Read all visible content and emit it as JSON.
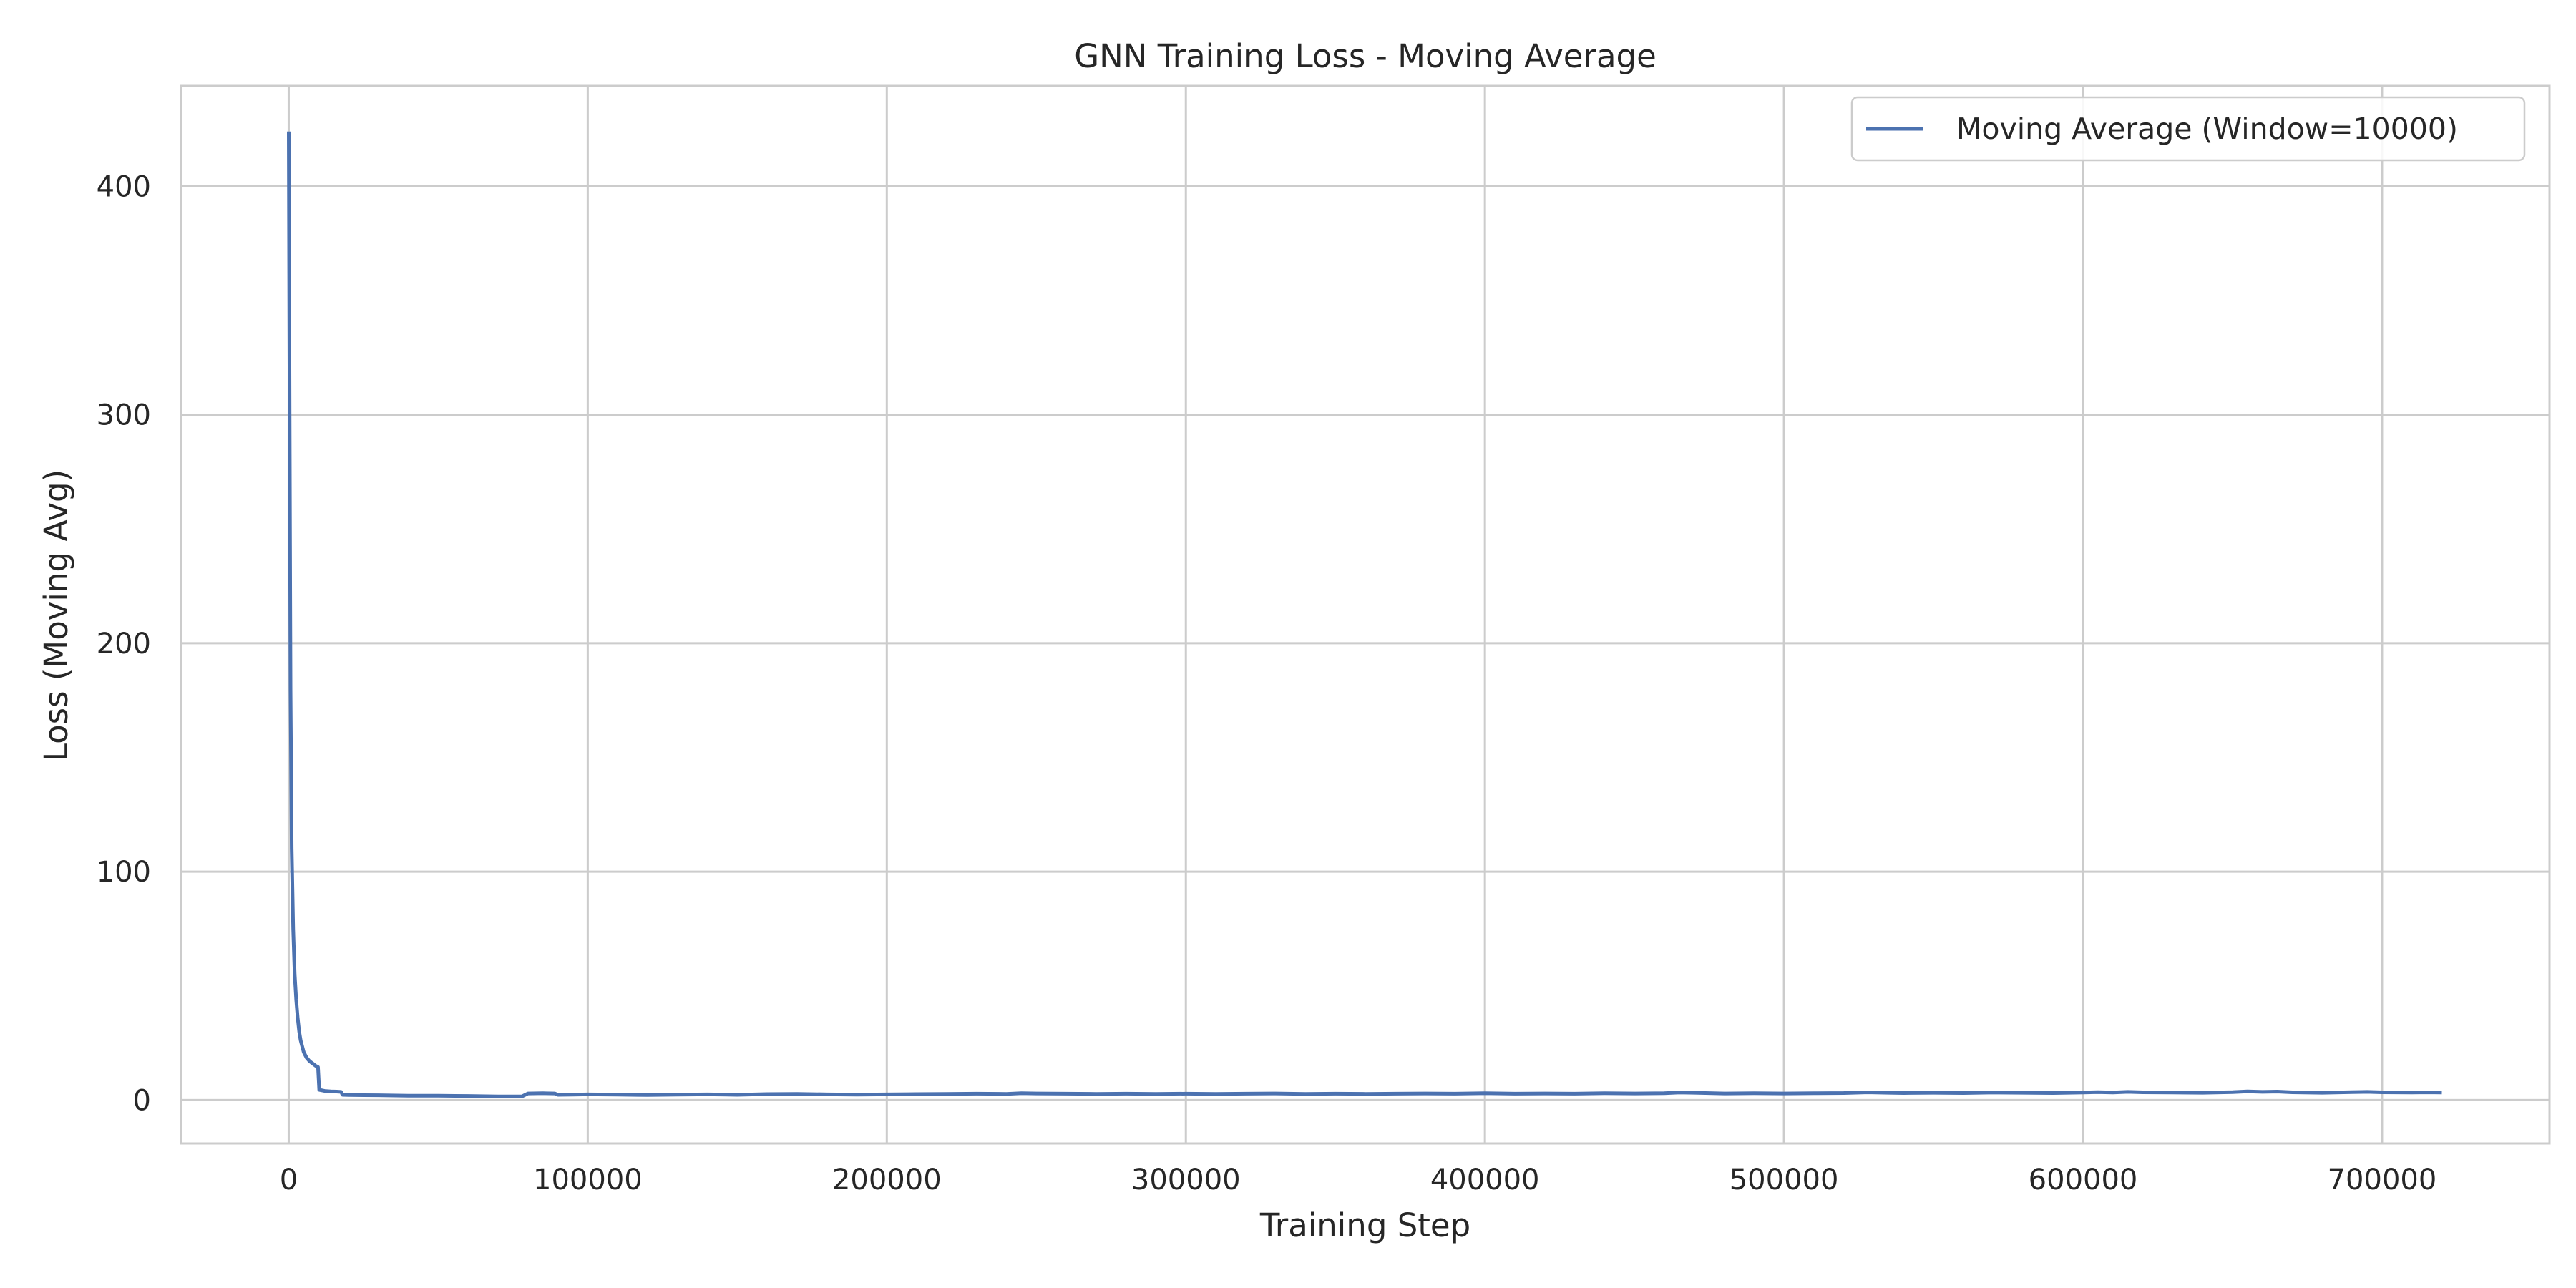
{
  "chart_data": {
    "type": "line",
    "title": "GNN Training Loss - Moving Average",
    "xlabel": "Training Step",
    "ylabel": "Loss (Moving Avg)",
    "xlim": [
      -36000,
      756000
    ],
    "ylim": [
      -19,
      444
    ],
    "xticks": [
      0,
      100000,
      200000,
      300000,
      400000,
      500000,
      600000,
      700000
    ],
    "xtick_labels": [
      "0",
      "100000",
      "200000",
      "300000",
      "400000",
      "500000",
      "600000",
      "700000"
    ],
    "yticks": [
      0,
      100,
      200,
      300,
      400
    ],
    "ytick_labels": [
      "0",
      "100",
      "200",
      "300",
      "400"
    ],
    "grid": true,
    "legend_position": "top-right",
    "series": [
      {
        "name": "Moving Average (Window=10000)",
        "color": "#4c72b0",
        "x": [
          0,
          300,
          600,
          1000,
          1500,
          2000,
          2500,
          3000,
          3500,
          4000,
          5000,
          6000,
          7000,
          8000,
          9000,
          9800,
          10200,
          12000,
          14000,
          16000,
          17500,
          18000,
          20000,
          30000,
          40000,
          50000,
          60000,
          70000,
          78000,
          80000,
          85000,
          89000,
          90000,
          95000,
          100000,
          110000,
          120000,
          130000,
          140000,
          150000,
          160000,
          170000,
          180000,
          190000,
          200000,
          210000,
          220000,
          230000,
          240000,
          245000,
          250000,
          260000,
          270000,
          280000,
          290000,
          300000,
          310000,
          320000,
          330000,
          340000,
          350000,
          360000,
          370000,
          380000,
          390000,
          400000,
          410000,
          420000,
          430000,
          440000,
          450000,
          460000,
          465000,
          470000,
          480000,
          490000,
          500000,
          510000,
          520000,
          528000,
          535000,
          540000,
          550000,
          560000,
          570000,
          580000,
          590000,
          600000,
          605000,
          610000,
          615000,
          620000,
          630000,
          640000,
          650000,
          655000,
          660000,
          665000,
          670000,
          680000,
          690000,
          695000,
          700000,
          710000,
          715000,
          720000
        ],
        "y": [
          424,
          300,
          180,
          110,
          75,
          55,
          44,
          36,
          30,
          26,
          21,
          18.5,
          17,
          16,
          15,
          14.5,
          4.5,
          4,
          3.8,
          3.7,
          3.6,
          2.3,
          2.2,
          2.1,
          1.9,
          1.9,
          1.8,
          1.6,
          1.6,
          2.9,
          3.0,
          2.9,
          2.3,
          2.4,
          2.5,
          2.4,
          2.2,
          2.4,
          2.5,
          2.3,
          2.6,
          2.7,
          2.5,
          2.4,
          2.5,
          2.6,
          2.7,
          2.8,
          2.7,
          3.0,
          2.9,
          2.8,
          2.7,
          2.8,
          2.7,
          2.8,
          2.7,
          2.8,
          2.9,
          2.7,
          2.8,
          2.7,
          2.8,
          2.9,
          2.8,
          3.0,
          2.8,
          2.9,
          2.8,
          3.0,
          2.9,
          3.0,
          3.3,
          3.2,
          2.9,
          3.0,
          2.9,
          3.0,
          3.1,
          3.4,
          3.2,
          3.1,
          3.2,
          3.1,
          3.3,
          3.2,
          3.1,
          3.3,
          3.5,
          3.3,
          3.6,
          3.4,
          3.3,
          3.2,
          3.5,
          3.8,
          3.6,
          3.7,
          3.4,
          3.2,
          3.5,
          3.6,
          3.4,
          3.3,
          3.4,
          3.3
        ]
      }
    ]
  }
}
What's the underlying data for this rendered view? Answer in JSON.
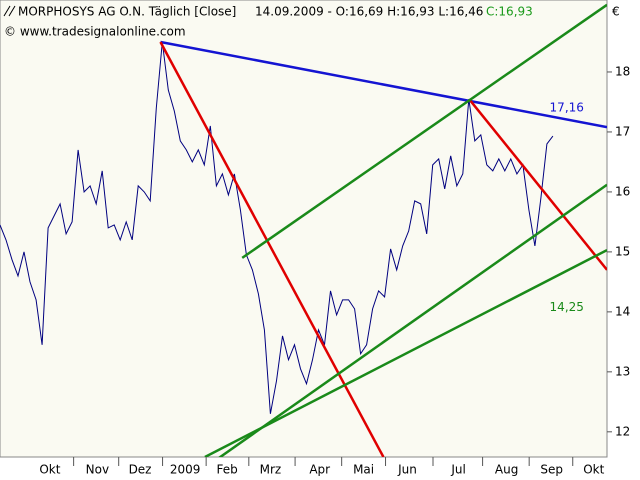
{
  "chart_data": {
    "type": "line",
    "title": "MORPHOSYS AG O.N. Täglich [Close]",
    "subtitle": "14.09.2009 - O:16,69 H:16,93 L:16,46",
    "close_label": "C:16,93",
    "close_color": "#1a9a1a",
    "source": "© www.tradesignalonline.com",
    "y_unit": "€",
    "series": [
      {
        "color": "#00007f",
        "values": [
          15.45,
          15.2,
          14.87,
          14.6,
          15.0,
          14.5,
          14.2,
          13.45,
          15.4,
          15.6,
          15.8,
          15.3,
          15.5,
          16.7,
          16.0,
          16.1,
          15.8,
          16.35,
          15.4,
          15.45,
          15.2,
          15.5,
          15.2,
          16.1,
          16.0,
          15.85,
          17.4,
          18.5,
          17.7,
          17.35,
          16.85,
          16.7,
          16.5,
          16.7,
          16.45,
          17.1,
          16.1,
          16.3,
          15.95,
          16.3,
          15.7,
          14.95,
          14.7,
          14.3,
          13.7,
          12.3,
          12.85,
          13.6,
          13.2,
          13.45,
          13.05,
          12.8,
          13.2,
          13.7,
          13.45,
          14.35,
          13.95,
          14.2,
          14.2,
          14.05,
          13.3,
          13.45,
          14.05,
          14.35,
          14.25,
          15.05,
          14.7,
          15.1,
          15.35,
          15.85,
          15.8,
          15.3,
          16.45,
          16.55,
          16.05,
          16.6,
          16.1,
          16.3,
          17.55,
          16.85,
          16.95,
          16.45,
          16.35,
          16.55,
          16.35,
          16.55,
          16.3,
          16.45,
          15.7,
          15.1,
          15.9,
          16.8,
          16.93
        ]
      }
    ],
    "trendlines": [
      {
        "color": "#1414d2",
        "points": [
          [
            26.7,
            18.5
          ],
          [
            101,
            17.08
          ]
        ]
      },
      {
        "color": "#e00000",
        "points": [
          [
            26.7,
            18.5
          ],
          [
            63.8,
            11.58
          ]
        ]
      },
      {
        "color": "#e00000",
        "points": [
          [
            78.2,
            17.53
          ],
          [
            101,
            14.7
          ]
        ]
      },
      {
        "color": "#1a8a1a",
        "points": [
          [
            40.3,
            14.9
          ],
          [
            101,
            19.12
          ]
        ]
      },
      {
        "color": "#1a8a1a",
        "points": [
          [
            34.1,
            11.4
          ],
          [
            101,
            16.12
          ]
        ]
      },
      {
        "color": "#1a8a1a",
        "points": [
          [
            34.1,
            11.58
          ],
          [
            101,
            15.03
          ]
        ]
      }
    ],
    "annotations": [
      {
        "text": "17,16",
        "x": 94.3,
        "y": 17.4,
        "color": "#1414d2"
      },
      {
        "text": "14,25",
        "x": 94.3,
        "y": 14.07,
        "color": "#1a8a1a"
      }
    ],
    "xlim": [
      0,
      101
    ],
    "ylim": [
      11.58,
      19.2
    ],
    "yticks": [
      12,
      13,
      14,
      15,
      16,
      17,
      18
    ],
    "xticks": [
      {
        "value": 8.3,
        "label": "Okt"
      },
      {
        "value": 16.2,
        "label": "Nov"
      },
      {
        "value": 23.3,
        "label": "Dez"
      },
      {
        "value": 30.8,
        "label": "2009"
      },
      {
        "value": 37.8,
        "label": "Feb"
      },
      {
        "value": 45,
        "label": "Mrz"
      },
      {
        "value": 53.2,
        "label": "Apr"
      },
      {
        "value": 60.5,
        "label": "Mai"
      },
      {
        "value": 67.8,
        "label": "Jun"
      },
      {
        "value": 76.3,
        "label": "Jul"
      },
      {
        "value": 84.3,
        "label": "Aug"
      },
      {
        "value": 91.8,
        "label": "Sep"
      },
      {
        "value": 98.8,
        "label": "Okt"
      }
    ]
  }
}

## Written request
Reproduce the full material exactly, excluding the pictures.

## Response to this task
Read all visible content and emit it as JSON.
{
  "chart_data": {
    "type": "line",
    "title": "GNN Training Loss - Moving Average",
    "xlabel": "Training Step",
    "ylabel": "Loss (Moving Avg)",
    "xlim": [
      -36000,
      756000
    ],
    "ylim": [
      -19,
      444
    ],
    "xticks": [
      0,
      100000,
      200000,
      300000,
      400000,
      500000,
      600000,
      700000
    ],
    "xtick_labels": [
      "0",
      "100000",
      "200000",
      "300000",
      "400000",
      "500000",
      "600000",
      "700000"
    ],
    "yticks": [
      0,
      100,
      200,
      300,
      400
    ],
    "ytick_labels": [
      "0",
      "100",
      "200",
      "300",
      "400"
    ],
    "grid": true,
    "legend_position": "top-right",
    "series": [
      {
        "name": "Moving Average (Window=10000)",
        "color": "#4c72b0",
        "x": [
          0,
          300,
          600,
          1000,
          1500,
          2000,
          2500,
          3000,
          3500,
          4000,
          5000,
          6000,
          7000,
          8000,
          9000,
          9800,
          10200,
          12000,
          14000,
          16000,
          17500,
          18000,
          20000,
          30000,
          40000,
          50000,
          60000,
          70000,
          78000,
          80000,
          85000,
          89000,
          90000,
          95000,
          100000,
          110000,
          120000,
          130000,
          140000,
          150000,
          160000,
          170000,
          180000,
          190000,
          200000,
          210000,
          220000,
          230000,
          240000,
          245000,
          250000,
          260000,
          270000,
          280000,
          290000,
          300000,
          310000,
          320000,
          330000,
          340000,
          350000,
          360000,
          370000,
          380000,
          390000,
          400000,
          410000,
          420000,
          430000,
          440000,
          450000,
          460000,
          465000,
          470000,
          480000,
          490000,
          500000,
          510000,
          520000,
          528000,
          535000,
          540000,
          550000,
          560000,
          570000,
          580000,
          590000,
          600000,
          605000,
          610000,
          615000,
          620000,
          630000,
          640000,
          650000,
          655000,
          660000,
          665000,
          670000,
          680000,
          690000,
          695000,
          700000,
          710000,
          715000,
          720000
        ],
        "y": [
          424,
          300,
          180,
          110,
          75,
          55,
          44,
          36,
          30,
          26,
          21,
          18.5,
          17,
          16,
          15,
          14.5,
          4.5,
          4,
          3.8,
          3.7,
          3.6,
          2.3,
          2.2,
          2.1,
          1.9,
          1.9,
          1.8,
          1.6,
          1.6,
          2.9,
          3.0,
          2.9,
          2.3,
          2.4,
          2.5,
          2.4,
          2.2,
          2.4,
          2.5,
          2.3,
          2.6,
          2.7,
          2.5,
          2.4,
          2.5,
          2.6,
          2.7,
          2.8,
          2.7,
          3.0,
          2.9,
          2.8,
          2.7,
          2.8,
          2.7,
          2.8,
          2.7,
          2.8,
          2.9,
          2.7,
          2.8,
          2.7,
          2.8,
          2.9,
          2.8,
          3.0,
          2.8,
          2.9,
          2.8,
          3.0,
          2.9,
          3.0,
          3.3,
          3.2,
          2.9,
          3.0,
          2.9,
          3.0,
          3.1,
          3.4,
          3.2,
          3.1,
          3.2,
          3.1,
          3.3,
          3.2,
          3.1,
          3.3,
          3.5,
          3.3,
          3.6,
          3.4,
          3.3,
          3.2,
          3.5,
          3.8,
          3.6,
          3.7,
          3.4,
          3.2,
          3.5,
          3.6,
          3.4,
          3.3,
          3.4,
          3.3
        ]
      }
    ]
  }
}
What's the underlying data for this rendered view? Answer in JSON.
{
  "chart_data": {
    "type": "line",
    "title": "MORPHOSYS AG O.N. Täglich [Close]",
    "subtitle": "14.09.2009 - O:16,69 H:16,93 L:16,46",
    "close_label": "C:16,93",
    "close_color": "#1a9a1a",
    "source": "© www.tradesignalonline.com",
    "y_unit": "€",
    "series": [
      {
        "color": "#00007f",
        "values": [
          15.45,
          15.2,
          14.87,
          14.6,
          15.0,
          14.5,
          14.2,
          13.45,
          15.4,
          15.6,
          15.8,
          15.3,
          15.5,
          16.7,
          16.0,
          16.1,
          15.8,
          16.35,
          15.4,
          15.45,
          15.2,
          15.5,
          15.2,
          16.1,
          16.0,
          15.85,
          17.4,
          18.5,
          17.7,
          17.35,
          16.85,
          16.7,
          16.5,
          16.7,
          16.45,
          17.1,
          16.1,
          16.3,
          15.95,
          16.3,
          15.7,
          14.95,
          14.7,
          14.3,
          13.7,
          12.3,
          12.85,
          13.6,
          13.2,
          13.45,
          13.05,
          12.8,
          13.2,
          13.7,
          13.45,
          14.35,
          13.95,
          14.2,
          14.2,
          14.05,
          13.3,
          13.45,
          14.05,
          14.35,
          14.25,
          15.05,
          14.7,
          15.1,
          15.35,
          15.85,
          15.8,
          15.3,
          16.45,
          16.55,
          16.05,
          16.6,
          16.1,
          16.3,
          17.55,
          16.85,
          16.95,
          16.45,
          16.35,
          16.55,
          16.35,
          16.55,
          16.3,
          16.45,
          15.7,
          15.1,
          15.9,
          16.8,
          16.93
        ]
      }
    ],
    "trendlines": [
      {
        "color": "#1414d2",
        "points": [
          [
            26.7,
            18.5
          ],
          [
            101,
            17.08
          ]
        ]
      },
      {
        "color": "#e00000",
        "points": [
          [
            26.7,
            18.5
          ],
          [
            63.8,
            11.58
          ]
        ]
      },
      {
        "color": "#e00000",
        "points": [
          [
            78.2,
            17.53
          ],
          [
            101,
            14.7
          ]
        ]
      },
      {
        "color": "#1a8a1a",
        "points": [
          [
            40.3,
            14.9
          ],
          [
            101,
            19.12
          ]
        ]
      },
      {
        "color": "#1a8a1a",
        "points": [
          [
            34.1,
            11.4
          ],
          [
            101,
            16.12
          ]
        ]
      },
      {
        "color": "#1a8a1a",
        "points": [
          [
            34.1,
            11.58
          ],
          [
            101,
            15.03
          ]
        ]
      }
    ],
    "annotations": [
      {
        "text": "17,16",
        "x": 94.3,
        "y": 17.4,
        "color": "#1414d2"
      },
      {
        "text": "14,25",
        "x": 94.3,
        "y": 14.07,
        "color": "#1a8a1a"
      }
    ],
    "xlim": [
      0,
      101
    ],
    "ylim": [
      11.58,
      19.2
    ],
    "yticks": [
      12,
      13,
      14,
      15,
      16,
      17,
      18
    ],
    "xticks": [
      {
        "value": 8.3,
        "label": "Okt"
      },
      {
        "value": 16.2,
        "label": "Nov"
      },
      {
        "value": 23.3,
        "label": "Dez"
      },
      {
        "value": 30.8,
        "label": "2009"
      },
      {
        "value": 37.8,
        "label": "Feb"
      },
      {
        "value": 45,
        "label": "Mrz"
      },
      {
        "value": 53.2,
        "label": "Apr"
      },
      {
        "value": 60.5,
        "label": "Mai"
      },
      {
        "value": 67.8,
        "label": "Jun"
      },
      {
        "value": 76.3,
        "label": "Jul"
      },
      {
        "value": 84.3,
        "label": "Aug"
      },
      {
        "value": 91.8,
        "label": "Sep"
      },
      {
        "value": 98.8,
        "label": "Okt"
      }
    ]
  }
}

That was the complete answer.